• TASK TO COMPLETE:
Return every line below as is, leaving out the pictures.

• RECORDED DATA:
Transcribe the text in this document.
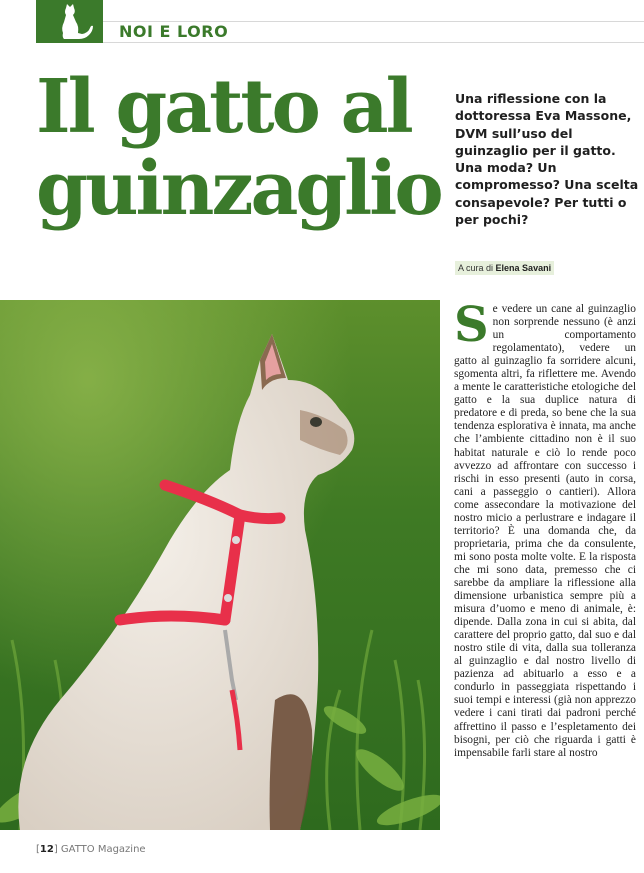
NOI E LORO
Il gatto al guinzaglio

Una riflessione con la dottoressa Eva Massone, DVM sull’uso del guinzaglio per il gatto. Una moda? Un compromesso? Una scelta consapevole? Per tutti o per pochi?

A cura di Elena Savani
S e vedere un cane al guinzaglio non sorprende nessuno (è anzi un comportamento regolamentato), vedere un gatto al guinzaglio fa sorridere alcuni, sgomenta altri, fa riflettere me. Avendo a mente le caratteristiche etologiche del gatto e la sua duplice natura di predatore e di preda, so bene che la sua tendenza esplorativa è innata, ma anche che l’ambiente cittadino non è il suo habitat naturale e ciò lo rende poco avvezzo ad affrontare con successo i rischi in esso presenti (auto in corsa, cani a passeggio o cantieri). Allora come assecondare la motivazione del nostro micio a perlustrare e indagare il territorio? È una domanda che, da proprietaria, prima che da consulente, mi sono posta molte volte. E la risposta che mi sono data, premesso che ci sarebbe da ampliare la riflessione alla dimensione urbanistica sempre più a misura d’uomo e meno di animale, è: dipende. Dalla zona in cui si abita, dal carattere del proprio gatto, dal suo e dal nostro stile di vita, dalla sua tolleranza al guinzaglio e dal nostro livello di pazienza ad abituarlo a esso e a condurlo in passeggiata rispettando i suoi tempi e interessi (già non apprezzo vedere i cani tirati dai padroni perché affrettino il passo e l’espletamento dei bisogni, per ciò che riguarda i gatti è impensabile farli stare al nostro

[12] GATTO Magazine
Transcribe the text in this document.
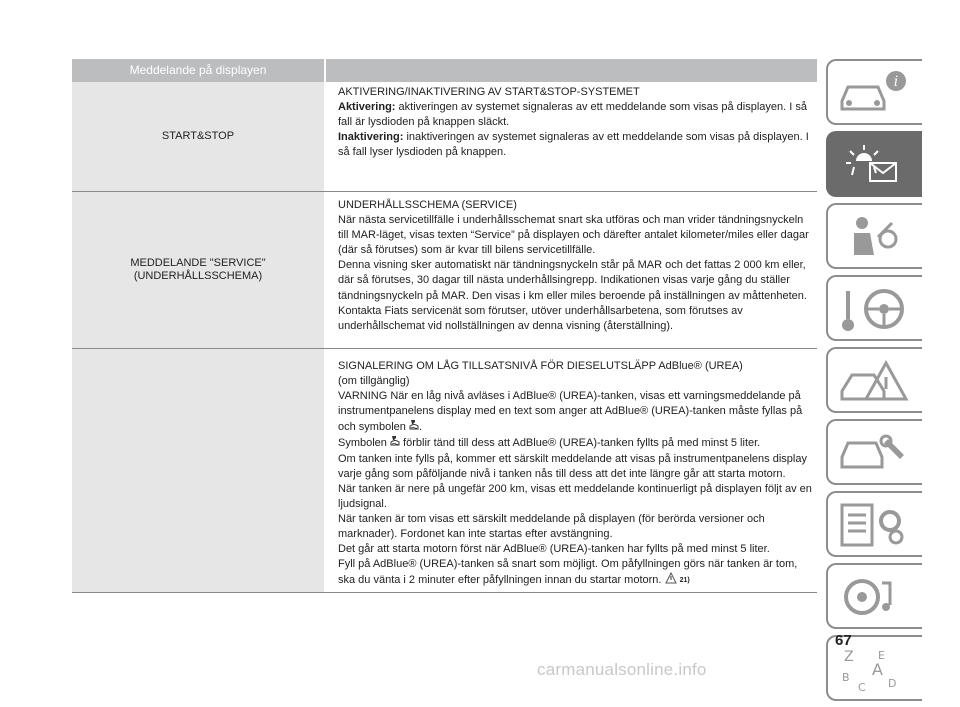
Meddelande på displayen
START&STOP

AKTIVERING/INAKTIVERING AV START&STOP-SYSTEMET

Aktivering: aktiveringen av systemet signaleras av ett meddelande som visas på displayen. I så fall är lysdioden på knappen släckt.

Inaktivering: inaktiveringen av systemet signaleras av ett meddelande som visas på displayen. I så fall lyser lysdioden på knappen.

MEDDELANDE "SERVICE"
(UNDERHÅLLSSCHEMA)

UNDERHÅLLSSCHEMA (SERVICE)

När nästa servicetillfälle i underhållsschemat snart ska utföras och man vrider tändningsnyckeln till MAR-läget, visas texten “Service” på displayen och därefter antalet kilometer/miles eller dagar (där så förutses) som är kvar till bilens servicetillfälle.

Denna visning sker automatiskt när tändningsnyckeln står på MAR och det fattas 2 000 km eller, där så förutses, 30 dagar till nästa underhållsingrepp. Indikationen visas varje gång du ställer tändningsnyckeln på MAR. Den visas i km eller miles beroende på inställningen av måttenheten.

Kontakta Fiats servicenät som förutser, utöver underhållsarbetena, som förutses av underhållschemat vid nollställningen av denna visning (återställning).

SIGNALERING OM LÅG TILLSATSNIVÅ FÖR DIESELUTSLÄPP AdBlue® (UREA)

(om tillgänglig)

VARNING När en låg nivå avläses i AdBlue® (UREA)-tanken, visas ett varningsmeddelande på instrumentpanelens display med en text som anger att AdBlue® (UREA)-tanken måste fyllas på och symbolen .

Symbolen  förblir tänd till dess att AdBlue® (UREA)-tanken fyllts på med minst 5 liter.

Om tanken inte fylls på, kommer ett särskilt meddelande att visas på instrumentpanelens display varje gång som påföljande nivå i tanken nås till dess att det inte längre går att starta motorn.

När tanken är nere på ungefär 200 km, visas ett meddelande kontinuerligt på displayen följt av en ljudsignal.

När tanken är tom visas ett särskilt meddelande på displayen (för berörda versioner och marknader). Fordonet kan inte startas efter avstängning.

Det går att starta motorn först när AdBlue® (UREA)-tanken har fyllts på med minst 5 liter.

Fyll på AdBlue® (UREA)-tanken så snart som möjligt. Om påfyllningen görs när tanken är tom, ska du vänta i 2 minuter efter påfyllningen innan du startar motorn.	21)

i
Z E
B A
C D
67
carmanualsonline.info
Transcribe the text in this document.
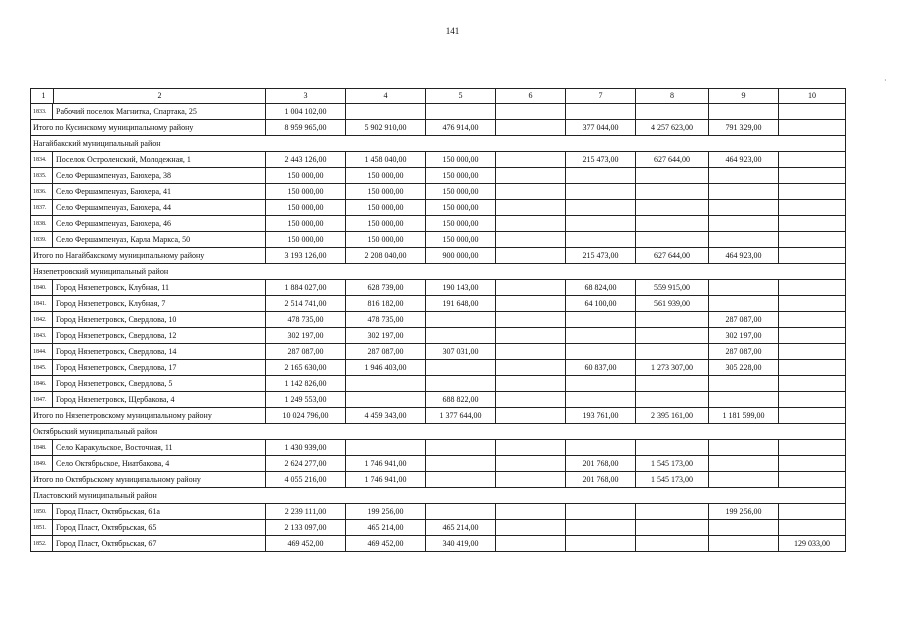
141
·
1 2	3	4	5	6	7	8	9	10
1833. Рабочий поселок Магнитка, Спартака, 25	1 004 102,00							
Итого по Кусинскому муниципальному району	8 959 965,00	5 902 910,00	476 914,00		377 044,00	4 257 623,00	791 329,00	
Нагайбакский муниципальный район								
1834. Поселок Остроленский, Молодежная, 1	2 443 126,00	1 458 040,00	150 000,00		215 473,00	627 644,00	464 923,00	
1835. Село Фершампенуаз, Баюхера, 38	150 000,00	150 000,00	150 000,00					
1836. Село Фершампенуаз, Баюхера, 41	150 000,00	150 000,00	150 000,00					
1837. Село Фершампенуаз, Баюхера, 44	150 000,00	150 000,00	150 000,00					
1838. Село Фершампенуаз, Баюхера, 46	150 000,00	150 000,00	150 000,00					
1839. Село Фершампенуаз, Карла Маркса, 50	150 000,00	150 000,00	150 000,00					
Итого по Нагайбакскому муниципальному району	3 193 126,00	2 208 040,00	900 000,00		215 473,00	627 644,00	464 923,00	
Нязепетровский муниципальный район								
1840. Город Нязепетровск, Клубная, 11	1 884 027,00	628 739,00	190 143,00		68 824,00	559 915,00		
1841. Город Нязепетровск, Клубная, 7	2 514 741,00	816 182,00	191 648,00		64 100,00	561 939,00		
1842. Город Нязепетровск, Свердлова, 10	478 735,00	478 735,00					287 087,00	
1843. Город Нязепетровск, Свердлова, 12	302 197,00	302 197,00					302 197,00	
1844. Город Нязепетровск, Свердлова, 14	287 087,00	287 087,00	307 031,00				287 087,00	
1845. Город Нязепетровск, Свердлова, 17	2 165 630,00	1 946 403,00			60 837,00	1 273 307,00	305 228,00	
1846. Город Нязепетровск, Свердлова, 5	1 142 826,00							
1847. Город Нязепетровск, Щербакова, 4	1 249 553,00		688 822,00					
Итого по Нязепетровскому муниципальному району	10 024 796,00	4 459 343,00	1 377 644,00		193 761,00	2 395 161,00	1 181 599,00	
Октябрьский муниципальный район								
1848. Село Каракульское, Восточная, 11	1 430 939,00							
1849. Село Октябрьское, Ниатбакова, 4	2 624 277,00	1 746 941,00			201 768,00	1 545 173,00		
Итого по Октябрьскому муниципальному району	4 055 216,00	1 746 941,00			201 768,00	1 545 173,00		
Пластовский муниципальный район								
1850. Город Пласт, Октябрьская, 61а	2 239 111,00	199 256,00					199 256,00	
1851. Город Пласт, Октябрьская, 65	2 133 097,00	465 214,00	465 214,00					
1852. Город Пласт, Октябрьская, 67	469 452,00	469 452,00	340 419,00					129 033,00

• EXERCISE OUTPUT:
Transcribe the text in this document.
NOI E LORO
Il gatto al guinzaglio

Una riflessione con la dottoressa Eva Massone, DVM sull’uso del guinzaglio per il gatto. Una moda? Un compromesso? Una scelta consapevole? Per tutti o per pochi?

A cura di Elena Savani
S e vedere un cane al guinzaglio non sorprende nessuno (è anzi un comportamento regolamentato), vedere un gatto al guinzaglio fa sorridere alcuni, sgomenta altri, fa riflettere me. Avendo a mente le caratteristiche etologiche del gatto e la sua duplice natura di predatore e di preda, so bene che la sua tendenza esplorativa è innata, ma anche che l’ambiente cittadino non è il suo habitat naturale e ciò lo rende poco avvezzo ad affrontare con successo i rischi in esso presenti (auto in corsa, cani a passeggio o cantieri). Allora come assecondare la motivazione del nostro micio a perlustrare e indagare il territorio? È una domanda che, da proprietaria, prima che da consulente, mi sono posta molte volte. E la risposta che mi sono data, premesso che ci sarebbe da ampliare la riflessione alla dimensione urbanistica sempre più a misura d’uomo e meno di animale, è: dipende. Dalla zona in cui si abita, dal carattere del proprio gatto, dal suo e dal nostro stile di vita, dalla sua tolleranza al guinzaglio e dal nostro livello di pazienza ad abituarlo a esso e a condurlo in passeggiata rispettando i suoi tempi e interessi (già non apprezzo vedere i cani tirati dai padroni perché affrettino il passo e l’espletamento dei bisogni, per ciò che riguarda i gatti è impensabile farli stare al nostro

[12] GATTO Magazine
Transcribe the text in this document.
Meddelande på displayen
START&STOP

AKTIVERING/INAKTIVERING AV START&STOP-SYSTEMET

Aktivering: aktiveringen av systemet signaleras av ett meddelande som visas på displayen. I så fall är lysdioden på knappen släckt.

Inaktivering: inaktiveringen av systemet signaleras av ett meddelande som visas på displayen. I så fall lyser lysdioden på knappen.

MEDDELANDE "SERVICE"
(UNDERHÅLLSSCHEMA)

UNDERHÅLLSSCHEMA (SERVICE)

När nästa servicetillfälle i underhållsschemat snart ska utföras och man vrider tändningsnyckeln till MAR-läget, visas texten “Service” på displayen och därefter antalet kilometer/miles eller dagar (där så förutses) som är kvar till bilens servicetillfälle.

Denna visning sker automatiskt när tändningsnyckeln står på MAR och det fattas 2 000 km eller, där så förutses, 30 dagar till nästa underhållsingrepp. Indikationen visas varje gång du ställer tändningsnyckeln på MAR. Den visas i km eller miles beroende på inställningen av måttenheten.

Kontakta Fiats servicenät som förutser, utöver underhållsarbetena, som förutses av underhållschemat vid nollställningen av denna visning (återställning).

SIGNALERING OM LÅG TILLSATSNIVÅ FÖR DIESELUTSLÄPP AdBlue® (UREA)

(om tillgänglig)

VARNING När en låg nivå avläses i AdBlue® (UREA)-tanken, visas ett varningsmeddelande på instrumentpanelens display med en text som anger att AdBlue® (UREA)-tanken måste fyllas på och symbolen .

Symbolen  förblir tänd till dess att AdBlue® (UREA)-tanken fyllts på med minst 5 liter.

Om tanken inte fylls på, kommer ett särskilt meddelande att visas på instrumentpanelens display varje gång som påföljande nivå i tanken nås till dess att det inte längre går att starta motorn.

När tanken är nere på ungefär 200 km, visas ett meddelande kontinuerligt på displayen följt av en ljudsignal.

När tanken är tom visas ett särskilt meddelande på displayen (för berörda versioner och marknader). Fordonet kan inte startas efter avstängning.

Det går att starta motorn först när AdBlue® (UREA)-tanken har fyllts på med minst 5 liter.

Fyll på AdBlue® (UREA)-tanken så snart som möjligt. Om påfyllningen görs när tanken är tom, ska du vänta i 2 minuter efter påfyllningen innan du startar motorn.	21)

i
Z E
B A
C D
67
carmanualsonline.info
Transcribe the text in this document.
141
·
1 2	3	4	5	6	7	8	9	10
1833. Рабочий поселок Магнитка, Спартака, 25	1 004 102,00							
Итого по Кусинскому муниципальному району	8 959 965,00	5 902 910,00	476 914,00		377 044,00	4 257 623,00	791 329,00	
Нагайбакский муниципальный район								
1834. Поселок Остроленский, Молодежная, 1	2 443 126,00	1 458 040,00	150 000,00		215 473,00	627 644,00	464 923,00	
1835. Село Фершампенуаз, Баюхера, 38	150 000,00	150 000,00	150 000,00					
1836. Село Фершампенуаз, Баюхера, 41	150 000,00	150 000,00	150 000,00					
1837. Село Фершампенуаз, Баюхера, 44	150 000,00	150 000,00	150 000,00					
1838. Село Фершампенуаз, Баюхера, 46	150 000,00	150 000,00	150 000,00					
1839. Село Фершампенуаз, Карла Маркса, 50	150 000,00	150 000,00	150 000,00					
Итого по Нагайбакскому муниципальному району	3 193 126,00	2 208 040,00	900 000,00		215 473,00	627 644,00	464 923,00	
Нязепетровский муниципальный район								
1840. Город Нязепетровск, Клубная, 11	1 884 027,00	628 739,00	190 143,00		68 824,00	559 915,00		
1841. Город Нязепетровск, Клубная, 7	2 514 741,00	816 182,00	191 648,00		64 100,00	561 939,00		
1842. Город Нязепетровск, Свердлова, 10	478 735,00	478 735,00					287 087,00	
1843. Город Нязепетровск, Свердлова, 12	302 197,00	302 197,00					302 197,00	
1844. Город Нязепетровск, Свердлова, 14	287 087,00	287 087,00	307 031,00				287 087,00	
1845. Город Нязепетровск, Свердлова, 17	2 165 630,00	1 946 403,00			60 837,00	1 273 307,00	305 228,00	
1846. Город Нязепетровск, Свердлова, 5	1 142 826,00							
1847. Город Нязепетровск, Щербакова, 4	1 249 553,00		688 822,00					
Итого по Нязепетровскому муниципальному району	10 024 796,00	4 459 343,00	1 377 644,00		193 761,00	2 395 161,00	1 181 599,00	
Октябрьский муниципальный район								
1848. Село Каракульское, Восточная, 11	1 430 939,00							
1849. Село Октябрьское, Ниатбакова, 4	2 624 277,00	1 746 941,00			201 768,00	1 545 173,00		
Итого по Октябрьскому муниципальному району	4 055 216,00	1 746 941,00			201 768,00	1 545 173,00		
Пластовский муниципальный район								
1850. Город Пласт, Октябрьская, 61а	2 239 111,00	199 256,00					199 256,00	
1851. Город Пласт, Октябрьская, 65	2 133 097,00	465 214,00	465 214,00					
1852. Город Пласт, Октябрьская, 67	469 452,00	469 452,00	340 419,00					129 033,00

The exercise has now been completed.